[BEGIN]

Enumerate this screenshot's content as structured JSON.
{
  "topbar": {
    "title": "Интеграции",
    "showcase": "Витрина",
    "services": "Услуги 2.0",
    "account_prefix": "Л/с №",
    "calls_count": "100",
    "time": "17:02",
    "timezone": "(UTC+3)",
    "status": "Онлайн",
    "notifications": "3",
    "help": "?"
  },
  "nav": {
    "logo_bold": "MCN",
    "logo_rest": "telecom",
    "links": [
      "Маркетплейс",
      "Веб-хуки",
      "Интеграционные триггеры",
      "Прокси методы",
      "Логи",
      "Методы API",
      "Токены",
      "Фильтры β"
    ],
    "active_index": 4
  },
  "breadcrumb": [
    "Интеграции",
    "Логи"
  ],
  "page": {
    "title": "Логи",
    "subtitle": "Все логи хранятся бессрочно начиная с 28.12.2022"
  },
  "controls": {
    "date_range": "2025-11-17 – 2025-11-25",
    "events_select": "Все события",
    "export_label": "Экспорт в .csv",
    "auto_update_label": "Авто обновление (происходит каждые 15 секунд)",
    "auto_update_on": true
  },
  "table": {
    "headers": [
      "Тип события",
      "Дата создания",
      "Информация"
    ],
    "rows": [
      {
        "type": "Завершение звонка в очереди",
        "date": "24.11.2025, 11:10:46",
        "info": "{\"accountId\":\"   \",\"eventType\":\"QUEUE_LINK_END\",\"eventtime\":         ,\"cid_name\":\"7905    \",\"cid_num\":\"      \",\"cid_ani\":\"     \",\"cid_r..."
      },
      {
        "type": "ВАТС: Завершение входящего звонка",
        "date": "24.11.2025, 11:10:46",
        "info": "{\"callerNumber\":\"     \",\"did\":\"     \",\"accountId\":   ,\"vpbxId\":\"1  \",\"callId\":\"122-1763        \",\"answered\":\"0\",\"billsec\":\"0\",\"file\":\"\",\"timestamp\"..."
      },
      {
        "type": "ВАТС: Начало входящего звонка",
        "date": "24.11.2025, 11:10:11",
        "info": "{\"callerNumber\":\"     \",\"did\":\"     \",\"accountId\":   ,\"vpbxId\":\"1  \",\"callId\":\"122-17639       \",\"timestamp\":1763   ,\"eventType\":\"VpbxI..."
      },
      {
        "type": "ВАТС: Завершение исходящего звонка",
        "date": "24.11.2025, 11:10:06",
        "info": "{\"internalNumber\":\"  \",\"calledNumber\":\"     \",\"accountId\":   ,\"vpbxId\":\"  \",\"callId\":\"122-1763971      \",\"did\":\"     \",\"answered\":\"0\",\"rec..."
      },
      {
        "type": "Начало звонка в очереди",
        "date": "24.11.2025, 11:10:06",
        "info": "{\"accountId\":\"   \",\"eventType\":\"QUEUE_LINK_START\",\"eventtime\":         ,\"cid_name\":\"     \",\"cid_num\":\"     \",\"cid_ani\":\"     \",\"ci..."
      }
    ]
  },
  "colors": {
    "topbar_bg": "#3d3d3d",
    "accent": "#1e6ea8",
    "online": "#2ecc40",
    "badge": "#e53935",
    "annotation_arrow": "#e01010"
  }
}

[END]

## Aim
Recopy the whole listing exactly.

## Finished answer
Enumerate this screenshot's content as structured JSON.
{
  "topbar": {
    "title": "Интеграции",
    "showcase": "Витрина",
    "services": "Услуги 2.0",
    "account_prefix": "Л/с №",
    "calls_count": "100",
    "time": "17:02",
    "timezone": "(UTC+3)",
    "status": "Онлайн",
    "notifications": "3",
    "help": "?"
  },
  "nav": {
    "logo_bold": "MCN",
    "logo_rest": "telecom",
    "links": [
      "Маркетплейс",
      "Веб-хуки",
      "Интеграционные триггеры",
      "Прокси методы",
      "Логи",
      "Методы API",
      "Токены",
      "Фильтры β"
    ],
    "active_index": 4
  },
  "breadcrumb": [
    "Интеграции",
    "Логи"
  ],
  "page": {
    "title": "Логи",
    "subtitle": "Все логи хранятся бессрочно начиная с 28.12.2022"
  },
  "controls": {
    "date_range": "2025-11-17 – 2025-11-25",
    "events_select": "Все события",
    "export_label": "Экспорт в .csv",
    "auto_update_label": "Авто обновление (происходит каждые 15 секунд)",
    "auto_update_on": true
  },
  "table": {
    "headers": [
      "Тип события",
      "Дата создания",
      "Информация"
    ],
    "rows": [
      {
        "type": "Завершение звонка в очереди",
        "date": "24.11.2025, 11:10:46",
        "info": "{\"accountId\":\"   \",\"eventType\":\"QUEUE_LINK_END\",\"eventtime\":         ,\"cid_name\":\"7905    \",\"cid_num\":\"      \",\"cid_ani\":\"     \",\"cid_r..."
      },
      {
        "type": "ВАТС: Завершение входящего звонка",
        "date": "24.11.2025, 11:10:46",
        "info": "{\"callerNumber\":\"     \",\"did\":\"     \",\"accountId\":   ,\"vpbxId\":\"1  \",\"callId\":\"122-1763        \",\"answered\":\"0\",\"billsec\":\"0\",\"file\":\"\",\"timestamp\"..."
      },
      {
        "type": "ВАТС: Начало входящего звонка",
        "date": "24.11.2025, 11:10:11",
        "info": "{\"callerNumber\":\"     \",\"did\":\"     \",\"accountId\":   ,\"vpbxId\":\"1  \",\"callId\":\"122-17639       \",\"timestamp\":1763   ,\"eventType\":\"VpbxI..."
      },
      {
        "type": "ВАТС: Завершение исходящего звонка",
        "date": "24.11.2025, 11:10:06",
        "info": "{\"internalNumber\":\"  \",\"calledNumber\":\"     \",\"accountId\":   ,\"vpbxId\":\"  \",\"callId\":\"122-1763971      \",\"did\":\"     \",\"answered\":\"0\",\"rec..."
      },
      {
        "type": "Начало звонка в очереди",
        "date": "24.11.2025, 11:10:06",
        "info": "{\"accountId\":\"   \",\"eventType\":\"QUEUE_LINK_START\",\"eventtime\":         ,\"cid_name\":\"     \",\"cid_num\":\"     \",\"cid_ani\":\"     \",\"ci..."
      }
    ]
  },
  "colors": {
    "topbar_bg": "#3d3d3d",
    "accent": "#1e6ea8",
    "online": "#2ecc40",
    "badge": "#e53935",
    "annotation_arrow": "#e01010"
  }
}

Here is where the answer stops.